>> Begin MATERIALS PROVIDED
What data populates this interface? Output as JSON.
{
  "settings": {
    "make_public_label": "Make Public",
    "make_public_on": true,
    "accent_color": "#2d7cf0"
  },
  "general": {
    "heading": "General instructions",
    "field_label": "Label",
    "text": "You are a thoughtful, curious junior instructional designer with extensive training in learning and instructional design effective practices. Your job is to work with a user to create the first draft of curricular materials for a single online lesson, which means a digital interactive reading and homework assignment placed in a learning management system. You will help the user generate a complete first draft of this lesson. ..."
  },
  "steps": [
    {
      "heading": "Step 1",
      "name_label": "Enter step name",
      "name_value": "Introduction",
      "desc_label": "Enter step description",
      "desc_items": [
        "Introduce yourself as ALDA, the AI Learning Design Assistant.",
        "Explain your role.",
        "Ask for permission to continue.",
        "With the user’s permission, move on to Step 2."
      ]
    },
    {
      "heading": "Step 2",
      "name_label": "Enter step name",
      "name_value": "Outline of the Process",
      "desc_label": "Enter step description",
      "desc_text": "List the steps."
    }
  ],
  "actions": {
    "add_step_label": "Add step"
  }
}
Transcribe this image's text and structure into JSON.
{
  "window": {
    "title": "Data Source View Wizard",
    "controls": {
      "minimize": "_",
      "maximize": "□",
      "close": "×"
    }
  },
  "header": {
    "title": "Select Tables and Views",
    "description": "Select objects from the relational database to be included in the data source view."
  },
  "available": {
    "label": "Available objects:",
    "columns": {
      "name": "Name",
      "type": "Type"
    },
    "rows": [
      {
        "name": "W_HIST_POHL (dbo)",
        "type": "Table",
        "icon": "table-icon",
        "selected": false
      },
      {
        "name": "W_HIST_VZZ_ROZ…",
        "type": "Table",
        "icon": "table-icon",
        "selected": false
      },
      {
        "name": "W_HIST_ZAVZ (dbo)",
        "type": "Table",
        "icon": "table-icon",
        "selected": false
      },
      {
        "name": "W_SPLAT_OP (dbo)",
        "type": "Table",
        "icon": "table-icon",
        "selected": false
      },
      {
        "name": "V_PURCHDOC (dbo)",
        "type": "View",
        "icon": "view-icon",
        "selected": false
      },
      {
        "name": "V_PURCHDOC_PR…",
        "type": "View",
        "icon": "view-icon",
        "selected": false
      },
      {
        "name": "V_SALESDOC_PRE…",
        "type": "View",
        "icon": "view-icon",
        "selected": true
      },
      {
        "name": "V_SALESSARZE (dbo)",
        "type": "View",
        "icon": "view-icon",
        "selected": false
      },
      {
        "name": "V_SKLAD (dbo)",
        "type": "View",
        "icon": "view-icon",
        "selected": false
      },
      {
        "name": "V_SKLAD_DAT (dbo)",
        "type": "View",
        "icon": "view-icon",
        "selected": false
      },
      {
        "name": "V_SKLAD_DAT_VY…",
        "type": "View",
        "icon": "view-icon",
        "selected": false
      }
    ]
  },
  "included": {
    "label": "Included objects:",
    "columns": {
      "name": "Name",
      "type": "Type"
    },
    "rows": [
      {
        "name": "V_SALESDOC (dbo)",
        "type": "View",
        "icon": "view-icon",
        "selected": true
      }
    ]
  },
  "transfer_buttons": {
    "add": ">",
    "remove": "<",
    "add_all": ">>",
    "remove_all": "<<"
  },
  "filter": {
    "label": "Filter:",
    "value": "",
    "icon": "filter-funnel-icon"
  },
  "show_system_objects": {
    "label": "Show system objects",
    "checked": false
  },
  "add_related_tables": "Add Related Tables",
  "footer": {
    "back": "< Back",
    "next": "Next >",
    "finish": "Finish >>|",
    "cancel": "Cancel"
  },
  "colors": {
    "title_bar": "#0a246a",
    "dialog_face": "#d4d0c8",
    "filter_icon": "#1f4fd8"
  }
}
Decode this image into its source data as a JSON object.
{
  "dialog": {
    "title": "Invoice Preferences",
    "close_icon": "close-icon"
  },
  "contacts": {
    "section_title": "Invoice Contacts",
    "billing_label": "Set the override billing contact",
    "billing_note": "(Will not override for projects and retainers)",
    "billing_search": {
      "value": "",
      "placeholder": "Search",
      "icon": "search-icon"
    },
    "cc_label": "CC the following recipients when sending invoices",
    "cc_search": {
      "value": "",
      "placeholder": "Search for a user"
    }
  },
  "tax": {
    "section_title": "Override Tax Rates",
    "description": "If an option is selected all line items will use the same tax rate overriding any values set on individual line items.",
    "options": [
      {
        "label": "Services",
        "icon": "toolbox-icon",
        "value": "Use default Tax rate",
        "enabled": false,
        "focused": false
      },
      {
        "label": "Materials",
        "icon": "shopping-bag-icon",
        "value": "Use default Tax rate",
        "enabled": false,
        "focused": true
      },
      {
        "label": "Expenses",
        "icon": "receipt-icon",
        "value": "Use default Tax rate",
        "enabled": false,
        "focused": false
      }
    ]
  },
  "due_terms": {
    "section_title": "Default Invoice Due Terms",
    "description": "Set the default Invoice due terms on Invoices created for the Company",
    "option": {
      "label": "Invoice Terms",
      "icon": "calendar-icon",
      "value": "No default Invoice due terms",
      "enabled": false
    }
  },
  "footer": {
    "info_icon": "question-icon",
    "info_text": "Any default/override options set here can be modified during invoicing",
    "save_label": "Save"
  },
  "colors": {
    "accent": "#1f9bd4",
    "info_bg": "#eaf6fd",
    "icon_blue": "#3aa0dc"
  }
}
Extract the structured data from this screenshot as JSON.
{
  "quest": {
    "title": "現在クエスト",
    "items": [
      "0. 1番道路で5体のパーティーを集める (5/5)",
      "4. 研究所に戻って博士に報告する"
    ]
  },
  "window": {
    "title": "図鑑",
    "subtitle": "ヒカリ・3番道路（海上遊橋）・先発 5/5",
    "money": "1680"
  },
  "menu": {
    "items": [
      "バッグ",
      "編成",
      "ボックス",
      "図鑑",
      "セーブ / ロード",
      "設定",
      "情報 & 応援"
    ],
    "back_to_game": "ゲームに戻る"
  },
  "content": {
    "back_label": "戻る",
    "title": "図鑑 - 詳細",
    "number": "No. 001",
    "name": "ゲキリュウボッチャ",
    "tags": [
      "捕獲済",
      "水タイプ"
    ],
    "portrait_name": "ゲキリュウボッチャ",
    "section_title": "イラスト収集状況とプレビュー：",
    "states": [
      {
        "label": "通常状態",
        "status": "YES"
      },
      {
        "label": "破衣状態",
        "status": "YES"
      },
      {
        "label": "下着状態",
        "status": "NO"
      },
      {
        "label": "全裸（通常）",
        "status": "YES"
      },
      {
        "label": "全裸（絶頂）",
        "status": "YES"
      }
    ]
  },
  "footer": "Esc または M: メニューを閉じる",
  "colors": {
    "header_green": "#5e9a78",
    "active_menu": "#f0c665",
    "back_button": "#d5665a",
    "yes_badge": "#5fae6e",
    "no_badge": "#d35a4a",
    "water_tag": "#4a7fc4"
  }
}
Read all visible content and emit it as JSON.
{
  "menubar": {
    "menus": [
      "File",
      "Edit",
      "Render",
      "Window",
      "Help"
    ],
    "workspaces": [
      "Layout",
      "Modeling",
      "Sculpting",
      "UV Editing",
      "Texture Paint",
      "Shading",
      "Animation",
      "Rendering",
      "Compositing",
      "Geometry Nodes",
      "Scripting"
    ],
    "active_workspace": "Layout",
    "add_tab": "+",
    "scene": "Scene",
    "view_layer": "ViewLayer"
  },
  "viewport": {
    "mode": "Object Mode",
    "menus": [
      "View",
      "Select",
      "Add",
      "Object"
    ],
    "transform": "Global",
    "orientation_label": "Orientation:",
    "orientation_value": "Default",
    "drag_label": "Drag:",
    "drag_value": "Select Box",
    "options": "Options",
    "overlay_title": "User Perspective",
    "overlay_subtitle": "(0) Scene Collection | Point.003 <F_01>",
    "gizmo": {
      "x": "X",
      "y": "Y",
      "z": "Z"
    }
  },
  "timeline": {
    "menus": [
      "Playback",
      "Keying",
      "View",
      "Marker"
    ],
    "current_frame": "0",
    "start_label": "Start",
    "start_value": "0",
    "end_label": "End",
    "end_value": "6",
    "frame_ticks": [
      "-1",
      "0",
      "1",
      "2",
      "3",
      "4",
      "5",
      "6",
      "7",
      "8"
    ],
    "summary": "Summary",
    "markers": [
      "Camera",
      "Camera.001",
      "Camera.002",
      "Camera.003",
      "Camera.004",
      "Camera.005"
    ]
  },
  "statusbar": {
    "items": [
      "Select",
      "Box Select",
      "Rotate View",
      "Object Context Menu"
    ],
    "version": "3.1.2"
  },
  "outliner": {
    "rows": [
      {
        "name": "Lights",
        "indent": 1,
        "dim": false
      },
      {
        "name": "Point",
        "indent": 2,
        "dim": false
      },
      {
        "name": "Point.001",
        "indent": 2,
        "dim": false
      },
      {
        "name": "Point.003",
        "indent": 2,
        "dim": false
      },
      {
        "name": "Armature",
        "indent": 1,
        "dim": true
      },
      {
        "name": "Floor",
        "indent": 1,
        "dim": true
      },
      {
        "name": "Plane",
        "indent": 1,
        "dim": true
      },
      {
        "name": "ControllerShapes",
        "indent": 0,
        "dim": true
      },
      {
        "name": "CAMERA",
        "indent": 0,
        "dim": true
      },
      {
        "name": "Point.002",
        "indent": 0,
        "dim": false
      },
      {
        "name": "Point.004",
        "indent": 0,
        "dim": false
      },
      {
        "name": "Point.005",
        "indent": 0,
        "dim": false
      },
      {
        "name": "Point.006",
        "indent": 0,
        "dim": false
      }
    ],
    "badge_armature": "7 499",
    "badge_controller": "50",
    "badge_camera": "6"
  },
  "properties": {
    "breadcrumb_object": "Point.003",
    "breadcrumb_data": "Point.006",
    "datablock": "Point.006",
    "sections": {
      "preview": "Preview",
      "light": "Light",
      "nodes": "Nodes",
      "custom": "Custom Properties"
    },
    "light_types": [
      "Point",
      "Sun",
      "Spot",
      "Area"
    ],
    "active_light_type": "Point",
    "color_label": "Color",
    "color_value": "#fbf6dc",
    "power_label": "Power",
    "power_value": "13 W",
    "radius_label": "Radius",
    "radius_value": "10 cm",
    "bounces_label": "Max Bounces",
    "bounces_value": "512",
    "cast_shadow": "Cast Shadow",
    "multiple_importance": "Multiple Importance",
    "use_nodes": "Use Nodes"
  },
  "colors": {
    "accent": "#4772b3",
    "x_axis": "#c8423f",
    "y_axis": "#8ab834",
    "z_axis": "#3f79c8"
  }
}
>> End MATERIALS PROVIDED
Take each line of the material that contains the word "content" and list it.

  "content": {
Read all visible content and emit it as JSON.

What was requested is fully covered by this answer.